Entries provided

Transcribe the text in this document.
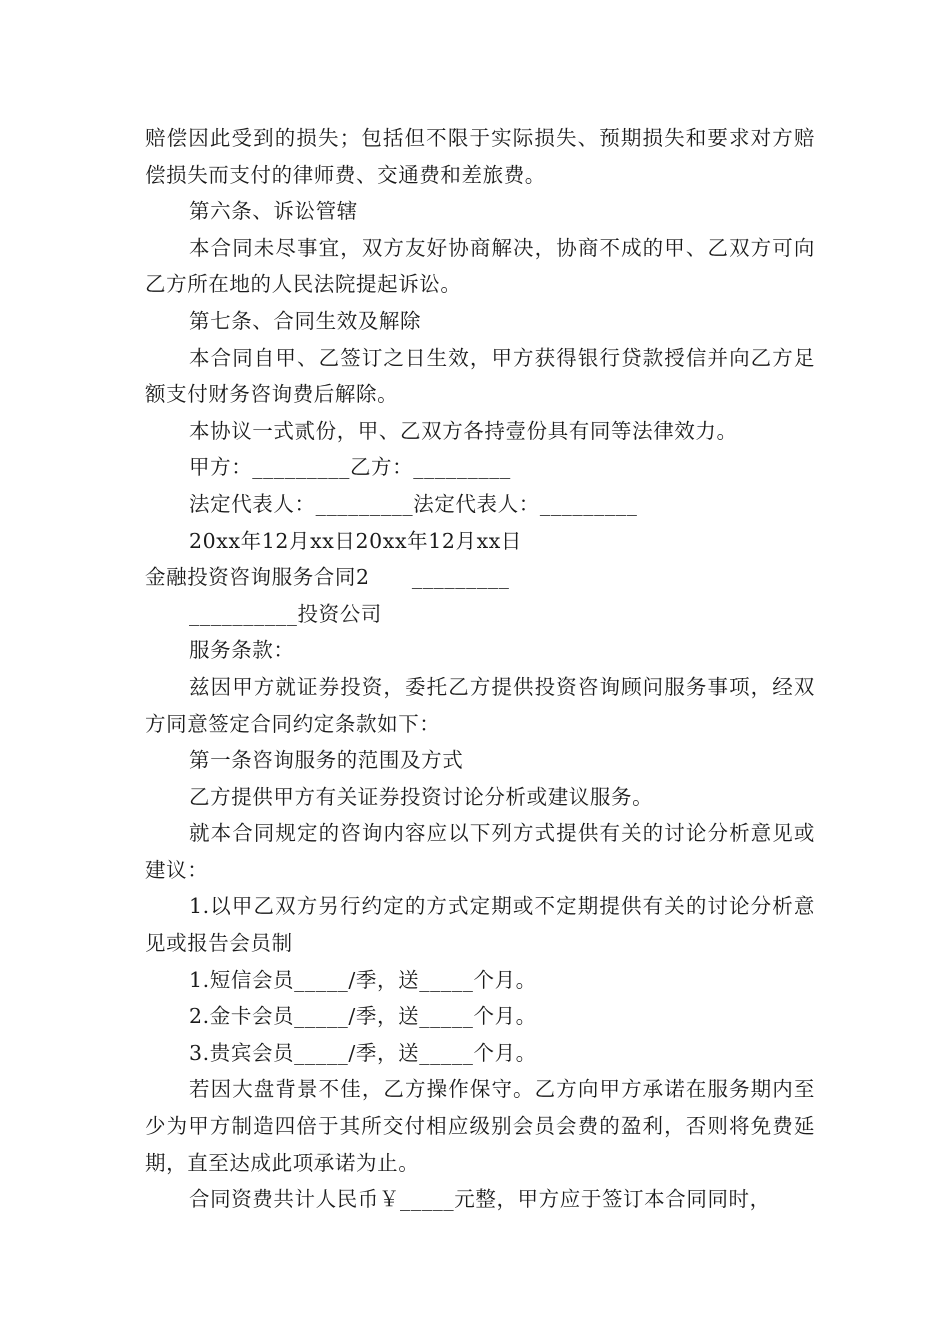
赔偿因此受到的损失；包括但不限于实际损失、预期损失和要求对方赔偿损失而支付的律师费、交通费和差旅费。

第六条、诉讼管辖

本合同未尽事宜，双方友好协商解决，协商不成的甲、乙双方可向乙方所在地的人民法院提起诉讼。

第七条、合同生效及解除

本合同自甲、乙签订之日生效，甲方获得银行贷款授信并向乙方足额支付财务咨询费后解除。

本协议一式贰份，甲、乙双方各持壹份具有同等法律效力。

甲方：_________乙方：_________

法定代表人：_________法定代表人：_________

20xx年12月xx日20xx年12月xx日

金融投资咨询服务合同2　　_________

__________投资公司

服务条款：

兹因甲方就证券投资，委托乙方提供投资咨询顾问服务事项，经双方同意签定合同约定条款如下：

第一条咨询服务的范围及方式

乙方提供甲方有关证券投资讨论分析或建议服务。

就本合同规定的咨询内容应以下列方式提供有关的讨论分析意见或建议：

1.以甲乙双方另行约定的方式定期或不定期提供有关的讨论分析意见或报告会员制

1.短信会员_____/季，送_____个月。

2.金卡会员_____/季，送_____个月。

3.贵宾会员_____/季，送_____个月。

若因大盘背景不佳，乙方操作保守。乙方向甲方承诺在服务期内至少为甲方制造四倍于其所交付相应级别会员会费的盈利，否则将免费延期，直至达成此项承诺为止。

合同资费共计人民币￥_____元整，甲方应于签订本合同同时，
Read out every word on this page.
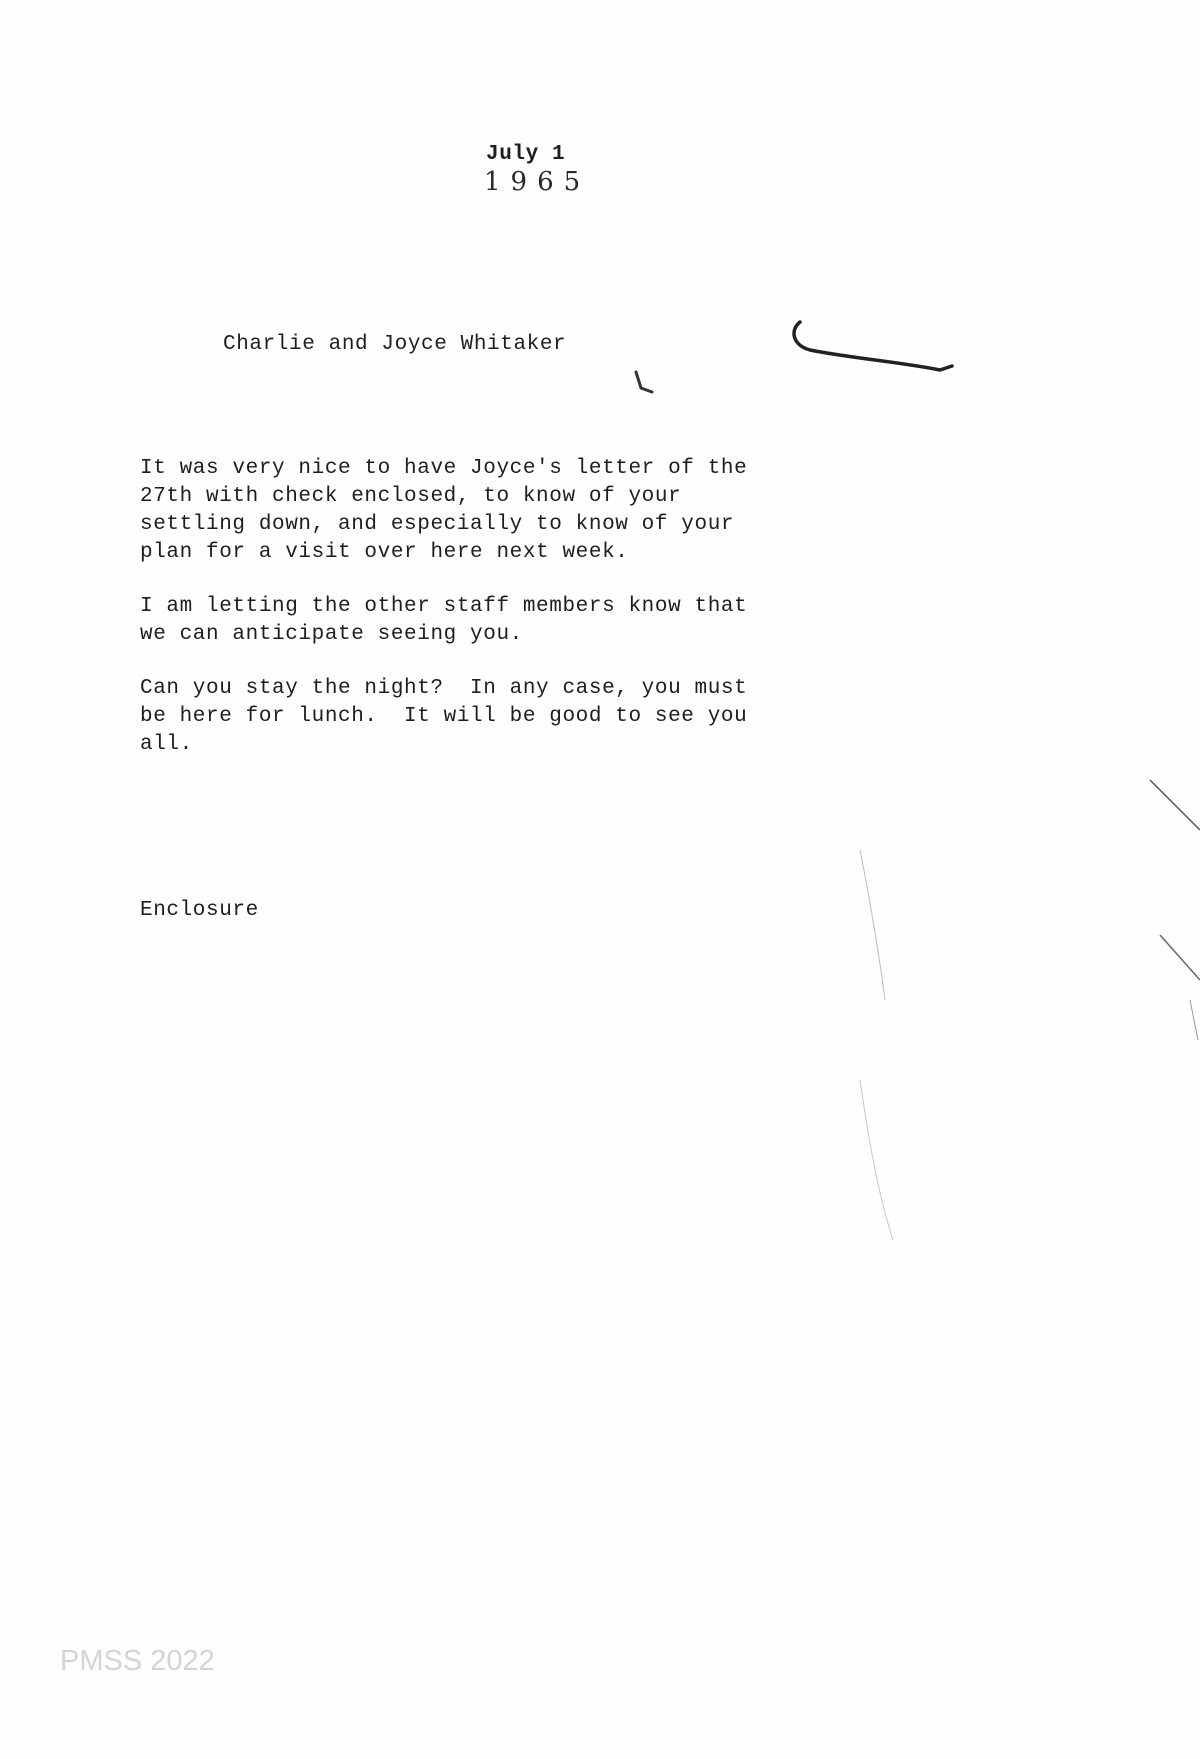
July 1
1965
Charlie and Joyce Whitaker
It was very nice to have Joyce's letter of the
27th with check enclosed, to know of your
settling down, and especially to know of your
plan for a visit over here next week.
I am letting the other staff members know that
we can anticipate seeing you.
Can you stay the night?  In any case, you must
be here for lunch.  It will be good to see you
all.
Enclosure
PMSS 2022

...

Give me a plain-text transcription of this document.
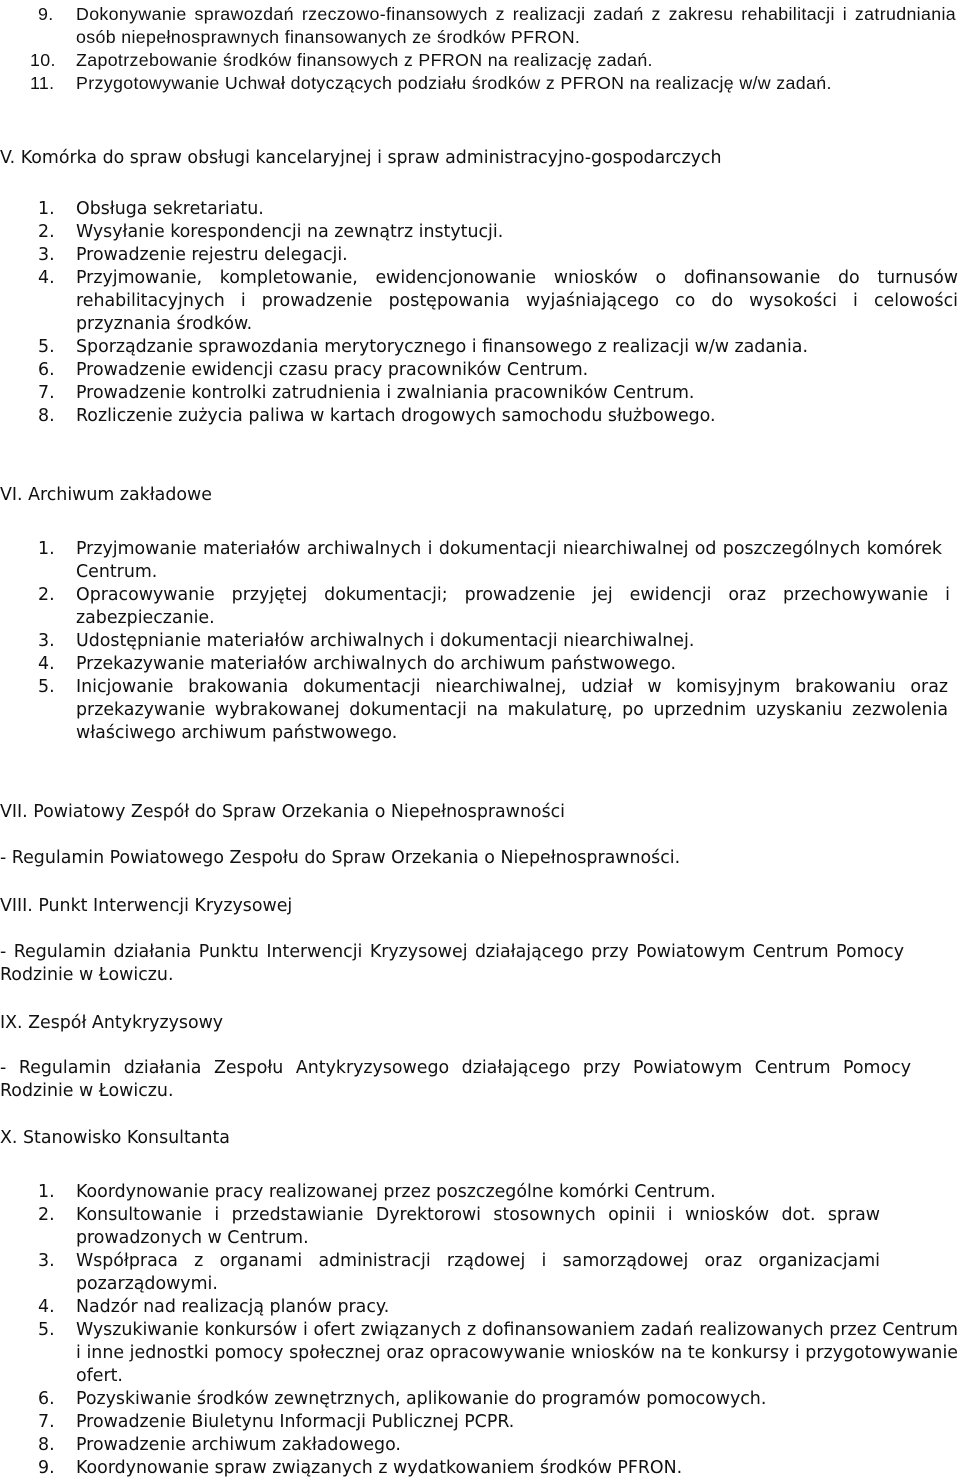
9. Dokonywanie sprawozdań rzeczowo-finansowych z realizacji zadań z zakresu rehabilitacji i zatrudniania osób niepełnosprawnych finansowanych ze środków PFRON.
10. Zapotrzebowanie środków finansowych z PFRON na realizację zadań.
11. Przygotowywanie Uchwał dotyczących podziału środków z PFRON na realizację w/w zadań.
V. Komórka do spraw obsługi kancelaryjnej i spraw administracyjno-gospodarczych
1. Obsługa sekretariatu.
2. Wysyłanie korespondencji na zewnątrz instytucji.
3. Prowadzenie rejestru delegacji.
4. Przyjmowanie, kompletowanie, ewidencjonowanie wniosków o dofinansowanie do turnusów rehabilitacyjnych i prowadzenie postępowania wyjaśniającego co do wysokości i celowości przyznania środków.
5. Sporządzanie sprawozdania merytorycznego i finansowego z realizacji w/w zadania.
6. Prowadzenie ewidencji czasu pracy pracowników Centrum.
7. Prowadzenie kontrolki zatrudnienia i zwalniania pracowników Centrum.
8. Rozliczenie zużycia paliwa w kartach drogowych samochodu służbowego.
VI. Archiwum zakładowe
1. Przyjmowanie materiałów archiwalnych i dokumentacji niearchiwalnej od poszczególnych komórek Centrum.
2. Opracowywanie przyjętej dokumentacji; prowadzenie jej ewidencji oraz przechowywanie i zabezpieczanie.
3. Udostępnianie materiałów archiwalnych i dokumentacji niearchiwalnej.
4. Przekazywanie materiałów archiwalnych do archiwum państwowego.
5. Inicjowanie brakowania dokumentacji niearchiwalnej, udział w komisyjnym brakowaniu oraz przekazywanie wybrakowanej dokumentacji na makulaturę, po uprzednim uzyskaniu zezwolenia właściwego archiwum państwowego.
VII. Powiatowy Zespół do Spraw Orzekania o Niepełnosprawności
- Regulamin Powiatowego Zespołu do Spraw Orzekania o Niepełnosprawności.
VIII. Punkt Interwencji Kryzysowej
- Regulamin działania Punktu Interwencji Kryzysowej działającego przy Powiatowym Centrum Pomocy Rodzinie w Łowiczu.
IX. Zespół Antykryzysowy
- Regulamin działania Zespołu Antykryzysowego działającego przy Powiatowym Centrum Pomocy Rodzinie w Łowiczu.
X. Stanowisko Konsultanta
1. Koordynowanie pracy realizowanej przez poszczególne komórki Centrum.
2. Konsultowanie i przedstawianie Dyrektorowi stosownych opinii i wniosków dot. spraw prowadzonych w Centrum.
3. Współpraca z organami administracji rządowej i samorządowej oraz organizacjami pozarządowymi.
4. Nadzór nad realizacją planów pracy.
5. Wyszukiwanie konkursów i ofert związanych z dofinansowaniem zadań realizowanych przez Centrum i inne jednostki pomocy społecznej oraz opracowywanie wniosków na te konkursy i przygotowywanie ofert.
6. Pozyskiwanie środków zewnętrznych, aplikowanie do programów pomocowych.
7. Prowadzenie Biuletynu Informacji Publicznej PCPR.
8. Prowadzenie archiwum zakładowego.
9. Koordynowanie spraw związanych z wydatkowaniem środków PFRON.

What this task involves
Lines containing the word "Koordynowanie" must all be returned from the material above.

Expected answer
1. Koordynowanie pracy realizowanej przez poszczególne komórki Centrum.
9. Koordynowanie spraw związanych z wydatkowaniem środków PFRON.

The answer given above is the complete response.